■ **Written request**
Would you return the complete listing below word for word?

Saved data entries:

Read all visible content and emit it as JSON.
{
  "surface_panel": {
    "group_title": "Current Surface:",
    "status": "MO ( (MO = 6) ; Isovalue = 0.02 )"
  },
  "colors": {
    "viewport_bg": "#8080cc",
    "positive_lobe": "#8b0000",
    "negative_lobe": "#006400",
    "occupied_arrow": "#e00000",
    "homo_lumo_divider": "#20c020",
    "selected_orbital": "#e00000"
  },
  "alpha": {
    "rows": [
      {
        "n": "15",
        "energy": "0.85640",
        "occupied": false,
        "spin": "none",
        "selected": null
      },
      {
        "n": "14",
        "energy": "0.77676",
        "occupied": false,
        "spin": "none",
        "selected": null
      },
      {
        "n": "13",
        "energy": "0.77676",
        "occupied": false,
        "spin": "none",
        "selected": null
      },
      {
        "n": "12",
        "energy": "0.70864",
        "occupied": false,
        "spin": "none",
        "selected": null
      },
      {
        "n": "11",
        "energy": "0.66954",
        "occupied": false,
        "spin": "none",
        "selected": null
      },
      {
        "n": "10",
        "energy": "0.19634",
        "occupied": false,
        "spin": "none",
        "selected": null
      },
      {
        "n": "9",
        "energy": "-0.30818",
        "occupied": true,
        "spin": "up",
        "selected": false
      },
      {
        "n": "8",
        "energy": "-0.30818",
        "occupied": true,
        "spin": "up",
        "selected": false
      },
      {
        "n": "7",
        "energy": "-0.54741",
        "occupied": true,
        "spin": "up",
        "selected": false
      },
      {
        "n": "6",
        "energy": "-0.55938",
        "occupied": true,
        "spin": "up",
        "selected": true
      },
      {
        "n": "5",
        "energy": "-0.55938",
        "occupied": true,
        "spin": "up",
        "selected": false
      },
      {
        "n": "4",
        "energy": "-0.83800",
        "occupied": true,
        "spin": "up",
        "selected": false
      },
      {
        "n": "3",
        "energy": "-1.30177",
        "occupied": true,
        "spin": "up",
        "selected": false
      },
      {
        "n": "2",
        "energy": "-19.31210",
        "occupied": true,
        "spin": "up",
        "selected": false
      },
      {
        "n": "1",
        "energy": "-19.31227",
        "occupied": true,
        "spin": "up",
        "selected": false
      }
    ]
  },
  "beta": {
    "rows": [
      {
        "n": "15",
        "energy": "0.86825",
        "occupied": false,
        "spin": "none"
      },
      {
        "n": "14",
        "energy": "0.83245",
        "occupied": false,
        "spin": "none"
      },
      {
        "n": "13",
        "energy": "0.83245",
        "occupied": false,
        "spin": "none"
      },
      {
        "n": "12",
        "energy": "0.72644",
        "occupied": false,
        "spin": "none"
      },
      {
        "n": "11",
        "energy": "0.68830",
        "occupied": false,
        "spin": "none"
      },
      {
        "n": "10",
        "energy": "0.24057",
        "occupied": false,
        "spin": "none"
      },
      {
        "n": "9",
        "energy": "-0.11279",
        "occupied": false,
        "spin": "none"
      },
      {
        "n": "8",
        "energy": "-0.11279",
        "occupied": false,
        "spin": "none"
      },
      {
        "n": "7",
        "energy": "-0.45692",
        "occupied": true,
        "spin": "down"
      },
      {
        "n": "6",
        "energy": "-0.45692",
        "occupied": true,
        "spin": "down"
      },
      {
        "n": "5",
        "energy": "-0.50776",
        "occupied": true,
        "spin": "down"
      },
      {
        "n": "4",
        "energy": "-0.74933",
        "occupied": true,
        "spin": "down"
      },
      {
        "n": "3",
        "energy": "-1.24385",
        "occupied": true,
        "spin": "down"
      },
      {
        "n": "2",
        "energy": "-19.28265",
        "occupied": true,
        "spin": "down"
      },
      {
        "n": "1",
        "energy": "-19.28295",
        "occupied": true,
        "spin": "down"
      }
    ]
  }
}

■ **Full solution**
Read all visible content and emit it as JSON.
{
  "surface_panel": {
    "group_title": "Current Surface:",
    "status": "MO ( (MO = 6) ; Isovalue = 0.02 )"
  },
  "colors": {
    "viewport_bg": "#8080cc",
    "positive_lobe": "#8b0000",
    "negative_lobe": "#006400",
    "occupied_arrow": "#e00000",
    "homo_lumo_divider": "#20c020",
    "selected_orbital": "#e00000"
  },
  "alpha": {
    "rows": [
      {
        "n": "15",
        "energy": "0.85640",
        "occupied": false,
        "spin": "none",
        "selected": null
      },
      {
        "n": "14",
        "energy": "0.77676",
        "occupied": false,
        "spin": "none",
        "selected": null
      },
      {
        "n": "13",
        "energy": "0.77676",
        "occupied": false,
        "spin": "none",
        "selected": null
      },
      {
        "n": "12",
        "energy": "0.70864",
        "occupied": false,
        "spin": "none",
        "selected": null
      },
      {
        "n": "11",
        "energy": "0.66954",
        "occupied": false,
        "spin": "none",
        "selected": null
      },
      {
        "n": "10",
        "energy": "0.19634",
        "occupied": false,
        "spin": "none",
        "selected": null
      },
      {
        "n": "9",
        "energy": "-0.30818",
        "occupied": true,
        "spin": "up",
        "selected": false
      },
      {
        "n": "8",
        "energy": "-0.30818",
        "occupied": true,
        "spin": "up",
        "selected": false
      },
      {
        "n": "7",
        "energy": "-0.54741",
        "occupied": true,
        "spin": "up",
        "selected": false
      },
      {
        "n": "6",
        "energy": "-0.55938",
        "occupied": true,
        "spin": "up",
        "selected": true
      },
      {
        "n": "5",
        "energy": "-0.55938",
        "occupied": true,
        "spin": "up",
        "selected": false
      },
      {
        "n": "4",
        "energy": "-0.83800",
        "occupied": true,
        "spin": "up",
        "selected": false
      },
      {
        "n": "3",
        "energy": "-1.30177",
        "occupied": true,
        "spin": "up",
        "selected": false
      },
      {
        "n": "2",
        "energy": "-19.31210",
        "occupied": true,
        "spin": "up",
        "selected": false
      },
      {
        "n": "1",
        "energy": "-19.31227",
        "occupied": true,
        "spin": "up",
        "selected": false
      }
    ]
  },
  "beta": {
    "rows": [
      {
        "n": "15",
        "energy": "0.86825",
        "occupied": false,
        "spin": "none"
      },
      {
        "n": "14",
        "energy": "0.83245",
        "occupied": false,
        "spin": "none"
      },
      {
        "n": "13",
        "energy": "0.83245",
        "occupied": false,
        "spin": "none"
      },
      {
        "n": "12",
        "energy": "0.72644",
        "occupied": false,
        "spin": "none"
      },
      {
        "n": "11",
        "energy": "0.68830",
        "occupied": false,
        "spin": "none"
      },
      {
        "n": "10",
        "energy": "0.24057",
        "occupied": false,
        "spin": "none"
      },
      {
        "n": "9",
        "energy": "-0.11279",
        "occupied": false,
        "spin": "none"
      },
      {
        "n": "8",
        "energy": "-0.11279",
        "occupied": false,
        "spin": "none"
      },
      {
        "n": "7",
        "energy": "-0.45692",
        "occupied": true,
        "spin": "down"
      },
      {
        "n": "6",
        "energy": "-0.45692",
        "occupied": true,
        "spin": "down"
      },
      {
        "n": "5",
        "energy": "-0.50776",
        "occupied": true,
        "spin": "down"
      },
      {
        "n": "4",
        "energy": "-0.74933",
        "occupied": true,
        "spin": "down"
      },
      {
        "n": "3",
        "energy": "-1.24385",
        "occupied": true,
        "spin": "down"
      },
      {
        "n": "2",
        "energy": "-19.28265",
        "occupied": true,
        "spin": "down"
      },
      {
        "n": "1",
        "energy": "-19.28295",
        "occupied": true,
        "spin": "down"
      }
    ]
  }
}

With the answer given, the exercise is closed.